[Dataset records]
— Begin —

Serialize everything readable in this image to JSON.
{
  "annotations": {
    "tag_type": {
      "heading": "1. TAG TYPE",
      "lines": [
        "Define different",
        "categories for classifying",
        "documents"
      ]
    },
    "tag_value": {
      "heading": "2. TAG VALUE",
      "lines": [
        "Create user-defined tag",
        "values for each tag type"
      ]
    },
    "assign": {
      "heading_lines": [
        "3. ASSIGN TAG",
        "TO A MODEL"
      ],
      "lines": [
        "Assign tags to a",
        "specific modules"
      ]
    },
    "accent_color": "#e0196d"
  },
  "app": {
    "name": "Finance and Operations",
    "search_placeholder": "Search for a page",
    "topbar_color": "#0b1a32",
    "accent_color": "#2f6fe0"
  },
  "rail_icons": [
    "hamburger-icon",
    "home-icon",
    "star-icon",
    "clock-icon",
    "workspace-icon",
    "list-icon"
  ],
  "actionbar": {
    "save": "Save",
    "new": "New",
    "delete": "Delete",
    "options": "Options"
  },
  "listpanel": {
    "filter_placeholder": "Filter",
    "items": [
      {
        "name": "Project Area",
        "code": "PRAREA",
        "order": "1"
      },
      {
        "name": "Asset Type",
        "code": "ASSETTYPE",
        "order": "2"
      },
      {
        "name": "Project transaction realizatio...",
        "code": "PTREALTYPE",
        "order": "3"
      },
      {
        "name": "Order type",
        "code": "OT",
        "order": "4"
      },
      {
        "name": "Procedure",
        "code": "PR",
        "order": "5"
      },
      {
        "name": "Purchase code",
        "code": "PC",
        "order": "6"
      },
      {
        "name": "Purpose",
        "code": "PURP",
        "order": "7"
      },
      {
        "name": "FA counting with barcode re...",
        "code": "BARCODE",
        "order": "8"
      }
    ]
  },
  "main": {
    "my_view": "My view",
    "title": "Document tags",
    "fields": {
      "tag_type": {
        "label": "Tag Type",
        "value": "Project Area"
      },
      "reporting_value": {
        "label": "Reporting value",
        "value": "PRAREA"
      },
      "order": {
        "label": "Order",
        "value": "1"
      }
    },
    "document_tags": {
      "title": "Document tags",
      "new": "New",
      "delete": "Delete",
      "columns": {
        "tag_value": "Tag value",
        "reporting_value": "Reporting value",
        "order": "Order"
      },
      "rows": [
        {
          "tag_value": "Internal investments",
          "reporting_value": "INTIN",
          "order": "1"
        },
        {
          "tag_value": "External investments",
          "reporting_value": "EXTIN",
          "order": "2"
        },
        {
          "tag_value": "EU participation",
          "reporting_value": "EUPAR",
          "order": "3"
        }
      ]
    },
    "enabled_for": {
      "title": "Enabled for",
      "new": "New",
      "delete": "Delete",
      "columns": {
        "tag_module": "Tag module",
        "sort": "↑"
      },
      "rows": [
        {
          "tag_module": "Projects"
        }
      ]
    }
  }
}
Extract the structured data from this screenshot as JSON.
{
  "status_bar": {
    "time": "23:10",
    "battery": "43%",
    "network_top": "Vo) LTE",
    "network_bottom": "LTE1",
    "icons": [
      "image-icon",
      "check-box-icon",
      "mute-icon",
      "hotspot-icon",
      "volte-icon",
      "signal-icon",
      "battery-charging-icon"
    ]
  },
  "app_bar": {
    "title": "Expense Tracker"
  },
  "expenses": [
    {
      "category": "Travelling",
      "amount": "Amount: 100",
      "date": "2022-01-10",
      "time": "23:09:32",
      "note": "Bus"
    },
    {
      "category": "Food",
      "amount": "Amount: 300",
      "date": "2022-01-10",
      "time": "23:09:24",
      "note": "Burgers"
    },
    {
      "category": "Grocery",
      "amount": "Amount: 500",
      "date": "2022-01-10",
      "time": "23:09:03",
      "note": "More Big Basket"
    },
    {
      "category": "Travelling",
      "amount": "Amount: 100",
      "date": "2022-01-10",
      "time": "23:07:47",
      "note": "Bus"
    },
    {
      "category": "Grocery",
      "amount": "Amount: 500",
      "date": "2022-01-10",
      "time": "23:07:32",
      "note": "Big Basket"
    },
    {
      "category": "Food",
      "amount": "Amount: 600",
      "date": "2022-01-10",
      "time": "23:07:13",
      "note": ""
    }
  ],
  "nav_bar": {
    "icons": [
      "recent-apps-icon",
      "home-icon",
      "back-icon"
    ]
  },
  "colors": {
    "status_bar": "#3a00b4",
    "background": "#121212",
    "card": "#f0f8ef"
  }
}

— End —

Looking at the records above, work out how many lines include the word "time", then give that number by itself.

7